Do this: Return the full listing exactly as it is written.

Given information:
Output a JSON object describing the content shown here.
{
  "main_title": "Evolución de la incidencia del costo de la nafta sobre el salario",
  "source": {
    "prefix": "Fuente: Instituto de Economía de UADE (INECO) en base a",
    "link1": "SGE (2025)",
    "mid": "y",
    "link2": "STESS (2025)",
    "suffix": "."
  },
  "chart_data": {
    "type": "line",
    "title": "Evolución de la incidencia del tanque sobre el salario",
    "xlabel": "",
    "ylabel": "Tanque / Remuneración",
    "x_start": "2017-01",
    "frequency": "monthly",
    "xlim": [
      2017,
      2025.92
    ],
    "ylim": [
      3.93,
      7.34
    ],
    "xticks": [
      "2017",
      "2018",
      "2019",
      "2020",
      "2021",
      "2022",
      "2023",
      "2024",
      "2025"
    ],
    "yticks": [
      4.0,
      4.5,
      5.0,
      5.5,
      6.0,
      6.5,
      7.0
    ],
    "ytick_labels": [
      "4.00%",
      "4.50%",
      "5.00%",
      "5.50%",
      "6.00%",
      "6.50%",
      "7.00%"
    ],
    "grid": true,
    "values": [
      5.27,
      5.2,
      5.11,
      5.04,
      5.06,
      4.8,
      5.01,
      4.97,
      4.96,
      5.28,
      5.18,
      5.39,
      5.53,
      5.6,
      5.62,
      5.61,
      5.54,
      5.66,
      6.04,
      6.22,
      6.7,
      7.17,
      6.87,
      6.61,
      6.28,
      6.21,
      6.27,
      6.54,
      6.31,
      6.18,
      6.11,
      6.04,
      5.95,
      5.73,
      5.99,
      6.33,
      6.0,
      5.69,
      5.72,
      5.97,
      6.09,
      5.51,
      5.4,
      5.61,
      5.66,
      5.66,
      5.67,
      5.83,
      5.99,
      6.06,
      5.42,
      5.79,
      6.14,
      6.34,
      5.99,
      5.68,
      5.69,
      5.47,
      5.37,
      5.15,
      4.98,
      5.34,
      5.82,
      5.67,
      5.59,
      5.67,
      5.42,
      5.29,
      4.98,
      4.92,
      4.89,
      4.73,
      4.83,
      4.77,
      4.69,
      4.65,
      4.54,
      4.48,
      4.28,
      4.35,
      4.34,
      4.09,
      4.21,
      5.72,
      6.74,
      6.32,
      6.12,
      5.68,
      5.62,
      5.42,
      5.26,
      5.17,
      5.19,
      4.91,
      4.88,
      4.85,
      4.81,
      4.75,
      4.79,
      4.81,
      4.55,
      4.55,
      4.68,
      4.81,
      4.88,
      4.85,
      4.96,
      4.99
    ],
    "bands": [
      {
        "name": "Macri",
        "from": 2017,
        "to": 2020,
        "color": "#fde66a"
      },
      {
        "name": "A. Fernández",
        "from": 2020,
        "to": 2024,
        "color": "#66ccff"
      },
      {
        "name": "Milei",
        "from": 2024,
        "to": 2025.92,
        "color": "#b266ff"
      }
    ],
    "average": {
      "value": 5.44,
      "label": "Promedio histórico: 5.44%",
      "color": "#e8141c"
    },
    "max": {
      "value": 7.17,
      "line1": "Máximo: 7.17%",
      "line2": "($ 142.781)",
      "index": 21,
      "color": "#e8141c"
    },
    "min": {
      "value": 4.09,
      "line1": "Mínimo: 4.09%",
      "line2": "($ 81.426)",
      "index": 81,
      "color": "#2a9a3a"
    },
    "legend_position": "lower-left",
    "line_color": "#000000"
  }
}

Written answer:
Output a JSON object describing the content shown here.
{
  "main_title": "Evolución de la incidencia del costo de la nafta sobre el salario",
  "source": {
    "prefix": "Fuente: Instituto de Economía de UADE (INECO) en base a",
    "link1": "SGE (2025)",
    "mid": "y",
    "link2": "STESS (2025)",
    "suffix": "."
  },
  "chart_data": {
    "type": "line",
    "title": "Evolución de la incidencia del tanque sobre el salario",
    "xlabel": "",
    "ylabel": "Tanque / Remuneración",
    "x_start": "2017-01",
    "frequency": "monthly",
    "xlim": [
      2017,
      2025.92
    ],
    "ylim": [
      3.93,
      7.34
    ],
    "xticks": [
      "2017",
      "2018",
      "2019",
      "2020",
      "2021",
      "2022",
      "2023",
      "2024",
      "2025"
    ],
    "yticks": [
      4.0,
      4.5,
      5.0,
      5.5,
      6.0,
      6.5,
      7.0
    ],
    "ytick_labels": [
      "4.00%",
      "4.50%",
      "5.00%",
      "5.50%",
      "6.00%",
      "6.50%",
      "7.00%"
    ],
    "grid": true,
    "values": [
      5.27,
      5.2,
      5.11,
      5.04,
      5.06,
      4.8,
      5.01,
      4.97,
      4.96,
      5.28,
      5.18,
      5.39,
      5.53,
      5.6,
      5.62,
      5.61,
      5.54,
      5.66,
      6.04,
      6.22,
      6.7,
      7.17,
      6.87,
      6.61,
      6.28,
      6.21,
      6.27,
      6.54,
      6.31,
      6.18,
      6.11,
      6.04,
      5.95,
      5.73,
      5.99,
      6.33,
      6.0,
      5.69,
      5.72,
      5.97,
      6.09,
      5.51,
      5.4,
      5.61,
      5.66,
      5.66,
      5.67,
      5.83,
      5.99,
      6.06,
      5.42,
      5.79,
      6.14,
      6.34,
      5.99,
      5.68,
      5.69,
      5.47,
      5.37,
      5.15,
      4.98,
      5.34,
      5.82,
      5.67,
      5.59,
      5.67,
      5.42,
      5.29,
      4.98,
      4.92,
      4.89,
      4.73,
      4.83,
      4.77,
      4.69,
      4.65,
      4.54,
      4.48,
      4.28,
      4.35,
      4.34,
      4.09,
      4.21,
      5.72,
      6.74,
      6.32,
      6.12,
      5.68,
      5.62,
      5.42,
      5.26,
      5.17,
      5.19,
      4.91,
      4.88,
      4.85,
      4.81,
      4.75,
      4.79,
      4.81,
      4.55,
      4.55,
      4.68,
      4.81,
      4.88,
      4.85,
      4.96,
      4.99
    ],
    "bands": [
      {
        "name": "Macri",
        "from": 2017,
        "to": 2020,
        "color": "#fde66a"
      },
      {
        "name": "A. Fernández",
        "from": 2020,
        "to": 2024,
        "color": "#66ccff"
      },
      {
        "name": "Milei",
        "from": 2024,
        "to": 2025.92,
        "color": "#b266ff"
      }
    ],
    "average": {
      "value": 5.44,
      "label": "Promedio histórico: 5.44%",
      "color": "#e8141c"
    },
    "max": {
      "value": 7.17,
      "line1": "Máximo: 7.17%",
      "line2": "($ 142.781)",
      "index": 21,
      "color": "#e8141c"
    },
    "min": {
      "value": 4.09,
      "line1": "Mínimo: 4.09%",
      "line2": "($ 81.426)",
      "index": 81,
      "color": "#2a9a3a"
    },
    "legend_position": "lower-left",
    "line_color": "#000000"
  }
}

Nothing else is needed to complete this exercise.